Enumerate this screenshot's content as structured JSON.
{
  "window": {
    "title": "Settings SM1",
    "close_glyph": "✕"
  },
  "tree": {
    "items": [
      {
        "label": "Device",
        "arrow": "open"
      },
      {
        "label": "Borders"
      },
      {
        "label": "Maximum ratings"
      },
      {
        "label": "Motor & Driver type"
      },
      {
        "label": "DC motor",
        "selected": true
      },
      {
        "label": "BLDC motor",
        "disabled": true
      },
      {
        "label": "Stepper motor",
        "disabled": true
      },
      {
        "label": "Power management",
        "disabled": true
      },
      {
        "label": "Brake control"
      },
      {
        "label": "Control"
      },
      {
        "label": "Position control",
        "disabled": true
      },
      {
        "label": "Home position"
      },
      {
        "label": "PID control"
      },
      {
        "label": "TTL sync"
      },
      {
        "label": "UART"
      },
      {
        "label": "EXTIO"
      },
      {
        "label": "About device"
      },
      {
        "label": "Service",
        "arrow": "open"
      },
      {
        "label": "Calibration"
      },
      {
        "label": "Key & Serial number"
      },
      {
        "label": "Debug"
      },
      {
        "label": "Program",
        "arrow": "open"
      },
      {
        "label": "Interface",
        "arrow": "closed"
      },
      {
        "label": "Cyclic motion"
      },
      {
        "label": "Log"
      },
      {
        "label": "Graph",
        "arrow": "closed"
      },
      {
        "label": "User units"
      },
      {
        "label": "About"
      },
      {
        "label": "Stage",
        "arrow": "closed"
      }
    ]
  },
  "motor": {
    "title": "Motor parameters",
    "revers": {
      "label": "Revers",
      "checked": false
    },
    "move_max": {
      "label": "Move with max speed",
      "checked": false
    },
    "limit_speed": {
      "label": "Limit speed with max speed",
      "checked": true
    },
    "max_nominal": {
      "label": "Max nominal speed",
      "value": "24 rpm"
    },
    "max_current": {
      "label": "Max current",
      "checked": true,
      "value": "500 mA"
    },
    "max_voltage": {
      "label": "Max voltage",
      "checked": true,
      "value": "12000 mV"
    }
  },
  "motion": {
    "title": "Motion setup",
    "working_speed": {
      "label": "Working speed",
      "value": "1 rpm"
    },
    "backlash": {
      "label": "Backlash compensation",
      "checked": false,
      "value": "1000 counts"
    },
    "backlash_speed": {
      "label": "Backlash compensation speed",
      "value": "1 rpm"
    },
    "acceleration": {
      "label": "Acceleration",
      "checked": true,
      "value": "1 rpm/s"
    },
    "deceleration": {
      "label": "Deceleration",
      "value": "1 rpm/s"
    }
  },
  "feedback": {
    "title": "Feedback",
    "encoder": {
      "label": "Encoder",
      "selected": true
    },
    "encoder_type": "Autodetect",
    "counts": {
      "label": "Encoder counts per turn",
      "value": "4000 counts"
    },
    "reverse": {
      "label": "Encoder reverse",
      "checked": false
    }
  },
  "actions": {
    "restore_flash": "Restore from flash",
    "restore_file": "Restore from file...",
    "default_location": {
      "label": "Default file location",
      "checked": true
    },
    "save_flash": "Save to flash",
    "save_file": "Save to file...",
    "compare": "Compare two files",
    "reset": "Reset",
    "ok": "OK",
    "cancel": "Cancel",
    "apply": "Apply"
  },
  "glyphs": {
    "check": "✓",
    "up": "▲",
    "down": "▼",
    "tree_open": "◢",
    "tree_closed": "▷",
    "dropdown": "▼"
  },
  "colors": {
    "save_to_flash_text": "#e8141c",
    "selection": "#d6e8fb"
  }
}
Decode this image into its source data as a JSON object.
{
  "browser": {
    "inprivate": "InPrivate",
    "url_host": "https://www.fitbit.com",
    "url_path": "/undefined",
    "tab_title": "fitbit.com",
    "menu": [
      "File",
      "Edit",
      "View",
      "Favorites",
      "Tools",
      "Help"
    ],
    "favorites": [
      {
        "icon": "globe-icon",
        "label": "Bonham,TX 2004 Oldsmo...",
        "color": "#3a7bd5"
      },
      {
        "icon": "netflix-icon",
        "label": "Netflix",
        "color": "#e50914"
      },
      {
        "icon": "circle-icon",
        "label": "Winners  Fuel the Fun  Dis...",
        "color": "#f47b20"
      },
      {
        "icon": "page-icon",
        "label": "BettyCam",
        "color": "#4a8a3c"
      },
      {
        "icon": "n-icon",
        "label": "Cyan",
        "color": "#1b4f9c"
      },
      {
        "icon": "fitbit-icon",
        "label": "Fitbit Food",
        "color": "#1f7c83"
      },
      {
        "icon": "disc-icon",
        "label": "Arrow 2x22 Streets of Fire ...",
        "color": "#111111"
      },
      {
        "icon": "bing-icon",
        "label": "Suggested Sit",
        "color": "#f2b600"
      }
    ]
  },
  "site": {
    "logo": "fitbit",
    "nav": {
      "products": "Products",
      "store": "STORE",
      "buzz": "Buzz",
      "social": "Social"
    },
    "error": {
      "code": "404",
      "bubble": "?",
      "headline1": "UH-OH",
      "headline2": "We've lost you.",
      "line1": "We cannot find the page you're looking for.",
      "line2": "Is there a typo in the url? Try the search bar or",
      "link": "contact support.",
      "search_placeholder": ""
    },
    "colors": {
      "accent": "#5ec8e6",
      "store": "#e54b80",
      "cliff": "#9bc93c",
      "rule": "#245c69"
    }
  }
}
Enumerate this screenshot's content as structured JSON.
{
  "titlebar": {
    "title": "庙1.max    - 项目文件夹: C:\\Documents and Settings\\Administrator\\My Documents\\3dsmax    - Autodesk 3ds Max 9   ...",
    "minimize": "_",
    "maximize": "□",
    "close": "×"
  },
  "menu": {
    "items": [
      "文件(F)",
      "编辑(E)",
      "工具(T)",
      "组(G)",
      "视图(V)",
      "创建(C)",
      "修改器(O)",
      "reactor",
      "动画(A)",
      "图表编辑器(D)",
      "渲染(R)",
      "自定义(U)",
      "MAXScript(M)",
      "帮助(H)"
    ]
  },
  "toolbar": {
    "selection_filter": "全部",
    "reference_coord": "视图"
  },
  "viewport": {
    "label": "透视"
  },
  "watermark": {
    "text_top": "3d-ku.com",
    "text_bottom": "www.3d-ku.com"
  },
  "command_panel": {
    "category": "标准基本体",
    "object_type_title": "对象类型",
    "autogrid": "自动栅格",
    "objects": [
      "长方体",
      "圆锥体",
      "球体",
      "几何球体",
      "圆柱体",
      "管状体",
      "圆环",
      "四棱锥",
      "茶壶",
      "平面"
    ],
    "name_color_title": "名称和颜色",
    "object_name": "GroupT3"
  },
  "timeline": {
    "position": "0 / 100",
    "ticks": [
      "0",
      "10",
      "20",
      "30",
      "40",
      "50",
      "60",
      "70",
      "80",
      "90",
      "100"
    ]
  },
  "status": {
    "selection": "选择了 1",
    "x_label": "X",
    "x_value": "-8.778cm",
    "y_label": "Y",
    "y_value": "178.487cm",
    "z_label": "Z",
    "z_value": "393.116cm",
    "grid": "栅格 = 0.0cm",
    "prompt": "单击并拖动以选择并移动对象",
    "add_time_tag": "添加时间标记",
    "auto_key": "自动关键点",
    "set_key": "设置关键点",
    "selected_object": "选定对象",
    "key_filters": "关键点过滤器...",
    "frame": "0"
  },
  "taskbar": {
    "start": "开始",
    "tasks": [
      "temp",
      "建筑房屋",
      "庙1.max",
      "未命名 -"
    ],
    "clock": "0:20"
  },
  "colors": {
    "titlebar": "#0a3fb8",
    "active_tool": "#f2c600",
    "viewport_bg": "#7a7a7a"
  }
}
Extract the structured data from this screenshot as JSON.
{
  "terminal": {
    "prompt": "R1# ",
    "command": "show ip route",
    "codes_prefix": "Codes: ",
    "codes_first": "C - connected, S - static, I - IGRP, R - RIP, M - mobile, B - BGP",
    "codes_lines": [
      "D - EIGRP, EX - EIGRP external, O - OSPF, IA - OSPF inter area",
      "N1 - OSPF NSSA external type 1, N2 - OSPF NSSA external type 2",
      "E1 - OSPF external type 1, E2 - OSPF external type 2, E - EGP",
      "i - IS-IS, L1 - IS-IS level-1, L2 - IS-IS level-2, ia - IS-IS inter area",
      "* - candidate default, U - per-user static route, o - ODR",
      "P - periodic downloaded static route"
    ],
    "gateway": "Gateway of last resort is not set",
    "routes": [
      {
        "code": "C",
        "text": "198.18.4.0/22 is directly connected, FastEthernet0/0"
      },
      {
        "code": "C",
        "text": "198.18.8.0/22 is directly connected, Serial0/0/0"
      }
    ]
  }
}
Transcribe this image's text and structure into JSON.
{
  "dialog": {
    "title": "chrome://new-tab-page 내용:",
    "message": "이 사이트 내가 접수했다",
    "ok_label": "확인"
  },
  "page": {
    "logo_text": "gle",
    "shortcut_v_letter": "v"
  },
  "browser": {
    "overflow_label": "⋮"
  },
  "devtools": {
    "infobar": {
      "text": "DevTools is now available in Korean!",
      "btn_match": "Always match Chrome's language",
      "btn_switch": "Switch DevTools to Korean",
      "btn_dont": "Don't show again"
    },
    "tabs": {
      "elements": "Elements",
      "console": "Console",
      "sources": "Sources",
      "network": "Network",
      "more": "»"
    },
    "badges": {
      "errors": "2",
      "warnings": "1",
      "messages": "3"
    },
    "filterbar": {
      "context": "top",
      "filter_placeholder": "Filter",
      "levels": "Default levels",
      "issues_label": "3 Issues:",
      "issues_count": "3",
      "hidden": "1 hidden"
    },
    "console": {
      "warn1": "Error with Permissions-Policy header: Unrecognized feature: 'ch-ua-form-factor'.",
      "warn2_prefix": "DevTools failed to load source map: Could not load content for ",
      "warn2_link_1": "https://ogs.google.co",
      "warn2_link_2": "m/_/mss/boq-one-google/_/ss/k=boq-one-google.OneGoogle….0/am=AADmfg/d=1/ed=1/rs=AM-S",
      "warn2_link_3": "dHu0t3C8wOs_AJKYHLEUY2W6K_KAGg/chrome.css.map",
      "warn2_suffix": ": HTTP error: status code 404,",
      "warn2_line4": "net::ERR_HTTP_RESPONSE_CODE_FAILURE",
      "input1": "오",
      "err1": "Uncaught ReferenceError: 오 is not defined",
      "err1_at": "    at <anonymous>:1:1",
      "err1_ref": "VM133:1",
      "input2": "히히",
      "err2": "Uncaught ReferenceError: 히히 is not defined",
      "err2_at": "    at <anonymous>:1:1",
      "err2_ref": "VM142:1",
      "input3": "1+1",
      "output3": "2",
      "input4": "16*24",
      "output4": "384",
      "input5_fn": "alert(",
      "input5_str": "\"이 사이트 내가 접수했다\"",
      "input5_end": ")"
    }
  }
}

# # #

* _WRITTEN TASK_
Display every line of the listing that contains the string "Settings".

* _RESULT FOR THIS EXERCISE_
    "title": "Settings SM1",
    "title": "庙1.max    - 项目文件夹: C:\\Documents and Settings\\Administrator\\My Documents\\3dsmax    - Autodesk 3ds Max 9   ...",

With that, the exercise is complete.